→ **OBJECTIVE**
Every record must be repeated exactly; omit any pictures they contain.

Data records
******************************

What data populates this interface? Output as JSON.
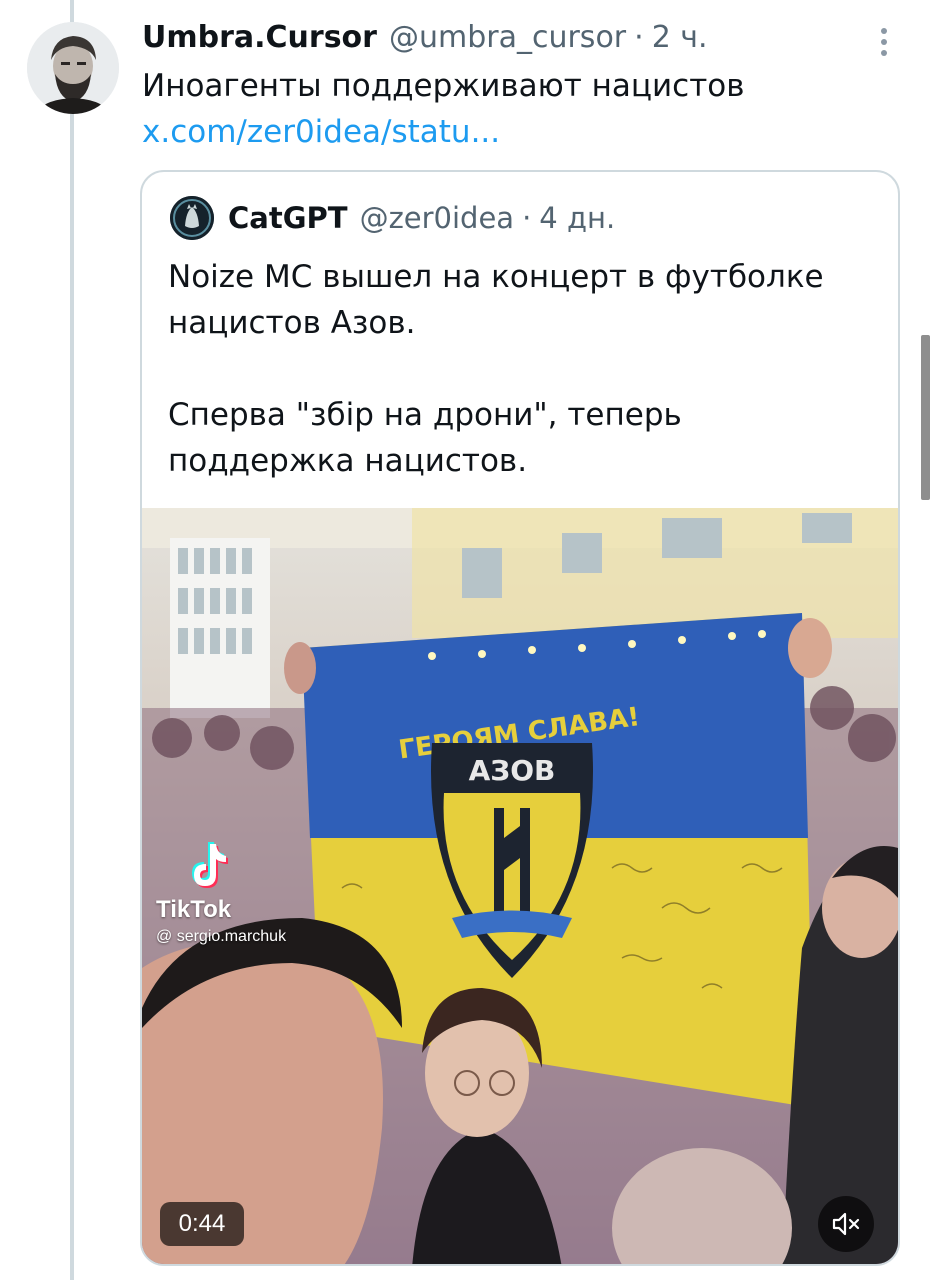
{
  "tweet": {
    "display_name": "Umbra.Cursor",
    "handle": "@umbra_cursor",
    "separator": "·",
    "time": "2 ч.",
    "text": "Иноагенты поддерживают нацистов",
    "link": "x.com/zer0idea/statu..."
  },
  "quoted_tweet": {
    "display_name": "CatGPT",
    "handle": "@zer0idea",
    "separator": "·",
    "time": "4 дн.",
    "text_lines": [
      "Noize MC вышел на концерт в футболке",
      "нацистов Азов.",
      "Сперва \"збір на дрони\", теперь",
      "поддержка нацистов."
    ],
    "media": {
      "flag_top_text": "ГЕРОЯМ СЛАВА!",
      "flag_emblem_text": "АЗОВ",
      "watermark_brand": "TikTok",
      "watermark_user": "@ sergio.marchuk",
      "duration": "0:44",
      "mute_icon": "volume-muted-icon"
    }
  },
  "icons": {
    "more": "vertical-ellipsis-icon"
  },
  "colors": {
    "text_primary": "#0f1419",
    "text_secondary": "#536471",
    "link": "#1d9bf0",
    "border": "#cfd9de",
    "flag_blue": "#2f5fb8",
    "flag_yellow": "#e6cf3c"
  }
}
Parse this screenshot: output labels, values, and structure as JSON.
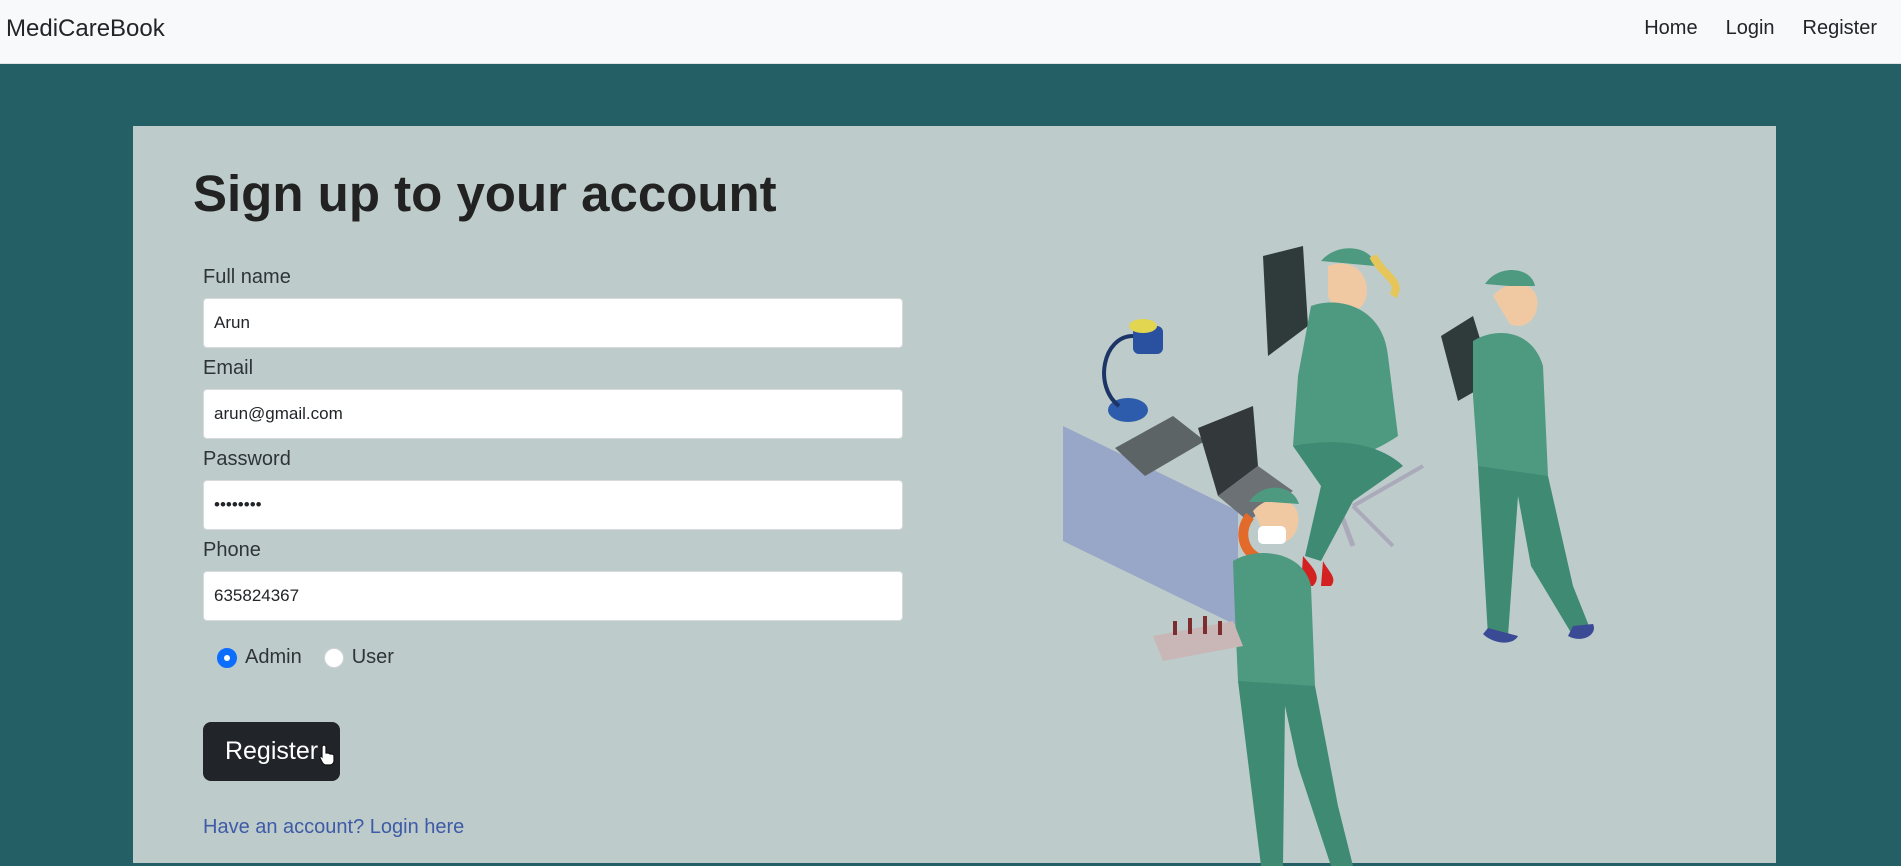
{
  "nav": {
    "brand": "MediCareBook",
    "links": [
      "Home",
      "Login",
      "Register"
    ]
  },
  "form": {
    "title": "Sign up to your account",
    "fields": [
      {
        "label": "Full name",
        "value": "Arun"
      },
      {
        "label": "Email",
        "value": "arun@gmail.com"
      },
      {
        "label": "Password",
        "value": "••••••••"
      },
      {
        "label": "Phone",
        "value": "635824367"
      }
    ],
    "roles": [
      {
        "label": "Admin",
        "checked": true
      },
      {
        "label": "User",
        "checked": false
      }
    ],
    "submit_label": "Register",
    "login_link": "Have an account? Login here"
  },
  "colors": {
    "page_background": "#255f66",
    "card_background": "#bdcccb",
    "button": "#212529",
    "radio_checked": "#0d6efd",
    "link": "#3f5aa6",
    "scrubs": "#4e9a80"
  },
  "illustration": "medical-staff-illustration"
}
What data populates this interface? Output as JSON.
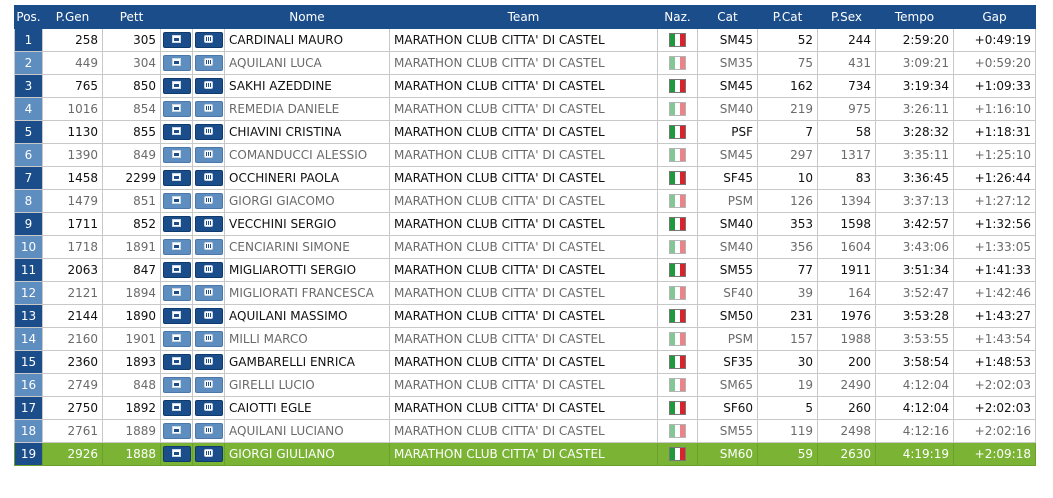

******************************

→ **EXERCISE RESULT**
What data populates this interface? Output as JSON.
{
  "tweet": {
    "display_name": "Umbra.Cursor",
    "handle": "@umbra_cursor",
    "separator": "·",
    "time": "2 ч.",
    "text": "Иноагенты поддерживают нацистов",
    "link": "x.com/zer0idea/statu..."
  },
  "quoted_tweet": {
    "display_name": "CatGPT",
    "handle": "@zer0idea",
    "separator": "·",
    "time": "4 дн.",
    "text_lines": [
      "Noize MC вышел на концерт в футболке",
      "нацистов Азов.",
      "Сперва \"збір на дрони\", теперь",
      "поддержка нацистов."
    ],
    "media": {
      "flag_top_text": "ГЕРОЯМ СЛАВА!",
      "flag_emblem_text": "АЗОВ",
      "watermark_brand": "TikTok",
      "watermark_user": "@ sergio.marchuk",
      "duration": "0:44",
      "mute_icon": "volume-muted-icon"
    }
  },
  "icons": {
    "more": "vertical-ellipsis-icon"
  },
  "colors": {
    "text_primary": "#0f1419",
    "text_secondary": "#536471",
    "link": "#1d9bf0",
    "border": "#cfd9de",
    "flag_blue": "#2f5fb8",
    "flag_yellow": "#e6cf3c"
  }
}
Parse this screenshot: output labels, values, and structure as JSON.
{
  "nav": {
    "brand": "MediCareBook",
    "links": [
      "Home",
      "Login",
      "Register"
    ]
  },
  "form": {
    "title": "Sign up to your account",
    "fields": [
      {
        "label": "Full name",
        "value": "Arun"
      },
      {
        "label": "Email",
        "value": "arun@gmail.com"
      },
      {
        "label": "Password",
        "value": "••••••••"
      },
      {
        "label": "Phone",
        "value": "635824367"
      }
    ],
    "roles": [
      {
        "label": "Admin",
        "checked": true
      },
      {
        "label": "User",
        "checked": false
      }
    ],
    "submit_label": "Register",
    "login_link": "Have an account? Login here"
  },
  "colors": {
    "page_background": "#255f66",
    "card_background": "#bdcccb",
    "button": "#212529",
    "radio_checked": "#0d6efd",
    "link": "#3f5aa6",
    "scrubs": "#4e9a80"
  },
  "illustration": "medical-staff-illustration"
}
What data populates this interface? Output as JSON.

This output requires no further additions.